### TASK DETAILS
Exact repetition of every entry is required.

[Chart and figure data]
§

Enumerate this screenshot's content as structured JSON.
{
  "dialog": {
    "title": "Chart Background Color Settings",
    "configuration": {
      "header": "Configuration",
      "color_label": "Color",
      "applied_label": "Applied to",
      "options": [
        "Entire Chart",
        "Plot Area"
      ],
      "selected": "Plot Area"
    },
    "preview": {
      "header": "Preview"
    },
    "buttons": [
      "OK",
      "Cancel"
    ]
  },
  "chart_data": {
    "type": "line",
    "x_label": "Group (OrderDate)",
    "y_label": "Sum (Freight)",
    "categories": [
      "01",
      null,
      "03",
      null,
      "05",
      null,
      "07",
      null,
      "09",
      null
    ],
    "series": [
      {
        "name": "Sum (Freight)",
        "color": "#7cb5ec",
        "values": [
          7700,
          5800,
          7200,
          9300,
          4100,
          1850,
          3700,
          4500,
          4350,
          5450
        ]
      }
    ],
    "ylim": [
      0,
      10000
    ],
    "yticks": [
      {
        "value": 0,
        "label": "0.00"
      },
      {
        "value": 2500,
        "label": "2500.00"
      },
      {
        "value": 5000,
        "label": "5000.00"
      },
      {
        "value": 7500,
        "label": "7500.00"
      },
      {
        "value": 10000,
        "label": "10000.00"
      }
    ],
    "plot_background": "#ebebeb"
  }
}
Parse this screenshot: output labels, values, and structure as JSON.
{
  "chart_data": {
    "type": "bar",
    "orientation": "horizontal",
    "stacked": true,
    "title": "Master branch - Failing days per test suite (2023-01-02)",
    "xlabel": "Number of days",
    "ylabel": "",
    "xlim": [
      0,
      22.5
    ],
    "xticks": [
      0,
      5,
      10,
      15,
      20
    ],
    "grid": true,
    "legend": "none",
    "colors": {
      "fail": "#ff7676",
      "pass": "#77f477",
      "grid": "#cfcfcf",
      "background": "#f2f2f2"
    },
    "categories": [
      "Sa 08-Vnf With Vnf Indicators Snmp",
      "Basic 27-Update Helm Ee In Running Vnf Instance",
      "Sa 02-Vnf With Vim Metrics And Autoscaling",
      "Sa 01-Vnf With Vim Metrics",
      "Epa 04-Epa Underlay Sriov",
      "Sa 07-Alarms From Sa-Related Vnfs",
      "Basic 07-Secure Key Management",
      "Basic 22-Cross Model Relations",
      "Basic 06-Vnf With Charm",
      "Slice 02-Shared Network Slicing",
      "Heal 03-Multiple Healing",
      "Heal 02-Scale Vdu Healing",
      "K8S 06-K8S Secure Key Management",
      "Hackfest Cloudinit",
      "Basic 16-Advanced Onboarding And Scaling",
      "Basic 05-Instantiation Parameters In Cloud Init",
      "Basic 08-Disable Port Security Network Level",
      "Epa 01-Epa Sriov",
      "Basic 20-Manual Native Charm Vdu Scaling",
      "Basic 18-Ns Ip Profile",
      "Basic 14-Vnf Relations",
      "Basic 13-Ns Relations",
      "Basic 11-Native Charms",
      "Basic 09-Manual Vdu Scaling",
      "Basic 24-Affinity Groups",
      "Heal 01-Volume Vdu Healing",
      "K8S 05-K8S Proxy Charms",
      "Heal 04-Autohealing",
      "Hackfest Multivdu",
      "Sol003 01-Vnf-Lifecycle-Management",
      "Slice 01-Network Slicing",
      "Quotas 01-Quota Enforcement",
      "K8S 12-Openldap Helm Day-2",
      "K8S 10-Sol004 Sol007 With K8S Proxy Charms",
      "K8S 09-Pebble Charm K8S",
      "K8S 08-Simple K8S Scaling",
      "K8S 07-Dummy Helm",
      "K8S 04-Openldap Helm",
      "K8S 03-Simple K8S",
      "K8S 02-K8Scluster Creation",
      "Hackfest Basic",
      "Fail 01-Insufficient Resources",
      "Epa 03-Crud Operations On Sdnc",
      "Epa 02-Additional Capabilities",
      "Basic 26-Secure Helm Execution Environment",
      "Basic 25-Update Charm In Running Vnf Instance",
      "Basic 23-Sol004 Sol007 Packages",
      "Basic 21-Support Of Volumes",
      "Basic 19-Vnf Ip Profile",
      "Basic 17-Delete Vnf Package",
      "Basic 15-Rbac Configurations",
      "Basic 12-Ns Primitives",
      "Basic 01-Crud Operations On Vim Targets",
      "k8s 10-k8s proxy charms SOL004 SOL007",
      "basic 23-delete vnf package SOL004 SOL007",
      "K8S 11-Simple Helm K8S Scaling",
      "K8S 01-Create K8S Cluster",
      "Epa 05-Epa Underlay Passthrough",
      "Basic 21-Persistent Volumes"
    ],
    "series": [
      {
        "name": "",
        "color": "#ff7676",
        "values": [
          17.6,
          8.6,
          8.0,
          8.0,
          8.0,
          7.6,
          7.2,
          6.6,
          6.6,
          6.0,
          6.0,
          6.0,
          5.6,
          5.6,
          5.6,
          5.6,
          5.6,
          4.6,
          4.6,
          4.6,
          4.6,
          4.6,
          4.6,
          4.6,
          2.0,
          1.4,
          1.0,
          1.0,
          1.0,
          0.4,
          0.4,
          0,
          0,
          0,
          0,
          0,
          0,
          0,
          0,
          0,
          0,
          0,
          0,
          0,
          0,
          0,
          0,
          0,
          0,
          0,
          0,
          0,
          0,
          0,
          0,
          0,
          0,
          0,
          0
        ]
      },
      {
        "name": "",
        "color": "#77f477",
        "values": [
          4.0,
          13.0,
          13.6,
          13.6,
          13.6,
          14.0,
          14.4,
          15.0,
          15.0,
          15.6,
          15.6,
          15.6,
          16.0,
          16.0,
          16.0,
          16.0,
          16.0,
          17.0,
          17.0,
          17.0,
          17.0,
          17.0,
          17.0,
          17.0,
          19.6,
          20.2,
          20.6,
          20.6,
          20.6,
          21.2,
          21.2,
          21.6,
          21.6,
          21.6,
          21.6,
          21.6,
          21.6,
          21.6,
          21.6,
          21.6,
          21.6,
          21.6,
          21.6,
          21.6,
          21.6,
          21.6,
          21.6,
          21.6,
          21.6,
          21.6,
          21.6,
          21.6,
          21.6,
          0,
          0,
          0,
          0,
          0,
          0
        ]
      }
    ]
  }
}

§

### SOLUTION TO THE PROBLEM
Enumerate this screenshot's content as structured JSON.
{
  "dialog": {
    "title": "Chart Background Color Settings",
    "configuration": {
      "header": "Configuration",
      "color_label": "Color",
      "applied_label": "Applied to",
      "options": [
        "Entire Chart",
        "Plot Area"
      ],
      "selected": "Plot Area"
    },
    "preview": {
      "header": "Preview"
    },
    "buttons": [
      "OK",
      "Cancel"
    ]
  },
  "chart_data": {
    "type": "line",
    "x_label": "Group (OrderDate)",
    "y_label": "Sum (Freight)",
    "categories": [
      "01",
      null,
      "03",
      null,
      "05",
      null,
      "07",
      null,
      "09",
      null
    ],
    "series": [
      {
        "name": "Sum (Freight)",
        "color": "#7cb5ec",
        "values": [
          7700,
          5800,
          7200,
          9300,
          4100,
          1850,
          3700,
          4500,
          4350,
          5450
        ]
      }
    ],
    "ylim": [
      0,
      10000
    ],
    "yticks": [
      {
        "value": 0,
        "label": "0.00"
      },
      {
        "value": 2500,
        "label": "2500.00"
      },
      {
        "value": 5000,
        "label": "5000.00"
      },
      {
        "value": 7500,
        "label": "7500.00"
      },
      {
        "value": 10000,
        "label": "10000.00"
      }
    ],
    "plot_background": "#ebebeb"
  }
}
Parse this screenshot: output labels, values, and structure as JSON.
{
  "chart_data": {
    "type": "bar",
    "orientation": "horizontal",
    "stacked": true,
    "title": "Master branch - Failing days per test suite (2023-01-02)",
    "xlabel": "Number of days",
    "ylabel": "",
    "xlim": [
      0,
      22.5
    ],
    "xticks": [
      0,
      5,
      10,
      15,
      20
    ],
    "grid": true,
    "legend": "none",
    "colors": {
      "fail": "#ff7676",
      "pass": "#77f477",
      "grid": "#cfcfcf",
      "background": "#f2f2f2"
    },
    "categories": [
      "Sa 08-Vnf With Vnf Indicators Snmp",
      "Basic 27-Update Helm Ee In Running Vnf Instance",
      "Sa 02-Vnf With Vim Metrics And Autoscaling",
      "Sa 01-Vnf With Vim Metrics",
      "Epa 04-Epa Underlay Sriov",
      "Sa 07-Alarms From Sa-Related Vnfs",
      "Basic 07-Secure Key Management",
      "Basic 22-Cross Model Relations",
      "Basic 06-Vnf With Charm",
      "Slice 02-Shared Network Slicing",
      "Heal 03-Multiple Healing",
      "Heal 02-Scale Vdu Healing",
      "K8S 06-K8S Secure Key Management",
      "Hackfest Cloudinit",
      "Basic 16-Advanced Onboarding And Scaling",
      "Basic 05-Instantiation Parameters In Cloud Init",
      "Basic 08-Disable Port Security Network Level",
      "Epa 01-Epa Sriov",
      "Basic 20-Manual Native Charm Vdu Scaling",
      "Basic 18-Ns Ip Profile",
      "Basic 14-Vnf Relations",
      "Basic 13-Ns Relations",
      "Basic 11-Native Charms",
      "Basic 09-Manual Vdu Scaling",
      "Basic 24-Affinity Groups",
      "Heal 01-Volume Vdu Healing",
      "K8S 05-K8S Proxy Charms",
      "Heal 04-Autohealing",
      "Hackfest Multivdu",
      "Sol003 01-Vnf-Lifecycle-Management",
      "Slice 01-Network Slicing",
      "Quotas 01-Quota Enforcement",
      "K8S 12-Openldap Helm Day-2",
      "K8S 10-Sol004 Sol007 With K8S Proxy Charms",
      "K8S 09-Pebble Charm K8S",
      "K8S 08-Simple K8S Scaling",
      "K8S 07-Dummy Helm",
      "K8S 04-Openldap Helm",
      "K8S 03-Simple K8S",
      "K8S 02-K8Scluster Creation",
      "Hackfest Basic",
      "Fail 01-Insufficient Resources",
      "Epa 03-Crud Operations On Sdnc",
      "Epa 02-Additional Capabilities",
      "Basic 26-Secure Helm Execution Environment",
      "Basic 25-Update Charm In Running Vnf Instance",
      "Basic 23-Sol004 Sol007 Packages",
      "Basic 21-Support Of Volumes",
      "Basic 19-Vnf Ip Profile",
      "Basic 17-Delete Vnf Package",
      "Basic 15-Rbac Configurations",
      "Basic 12-Ns Primitives",
      "Basic 01-Crud Operations On Vim Targets",
      "k8s 10-k8s proxy charms SOL004 SOL007",
      "basic 23-delete vnf package SOL004 SOL007",
      "K8S 11-Simple Helm K8S Scaling",
      "K8S 01-Create K8S Cluster",
      "Epa 05-Epa Underlay Passthrough",
      "Basic 21-Persistent Volumes"
    ],
    "series": [
      {
        "name": "",
        "color": "#ff7676",
        "values": [
          17.6,
          8.6,
          8.0,
          8.0,
          8.0,
          7.6,
          7.2,
          6.6,
          6.6,
          6.0,
          6.0,
          6.0,
          5.6,
          5.6,
          5.6,
          5.6,
          5.6,
          4.6,
          4.6,
          4.6,
          4.6,
          4.6,
          4.6,
          4.6,
          2.0,
          1.4,
          1.0,
          1.0,
          1.0,
          0.4,
          0.4,
          0,
          0,
          0,
          0,
          0,
          0,
          0,
          0,
          0,
          0,
          0,
          0,
          0,
          0,
          0,
          0,
          0,
          0,
          0,
          0,
          0,
          0,
          0,
          0,
          0,
          0,
          0,
          0
        ]
      },
      {
        "name": "",
        "color": "#77f477",
        "values": [
          4.0,
          13.0,
          13.6,
          13.6,
          13.6,
          14.0,
          14.4,
          15.0,
          15.0,
          15.6,
          15.6,
          15.6,
          16.0,
          16.0,
          16.0,
          16.0,
          16.0,
          17.0,
          17.0,
          17.0,
          17.0,
          17.0,
          17.0,
          17.0,
          19.6,
          20.2,
          20.6,
          20.6,
          20.6,
          21.2,
          21.2,
          21.6,
          21.6,
          21.6,
          21.6,
          21.6,
          21.6,
          21.6,
          21.6,
          21.6,
          21.6,
          21.6,
          21.6,
          21.6,
          21.6,
          21.6,
          21.6,
          21.6,
          21.6,
          21.6,
          21.6,
          21.6,
          21.6,
          0,
          0,
          0,
          0,
          0,
          0
        ]
      }
    ]
  }
}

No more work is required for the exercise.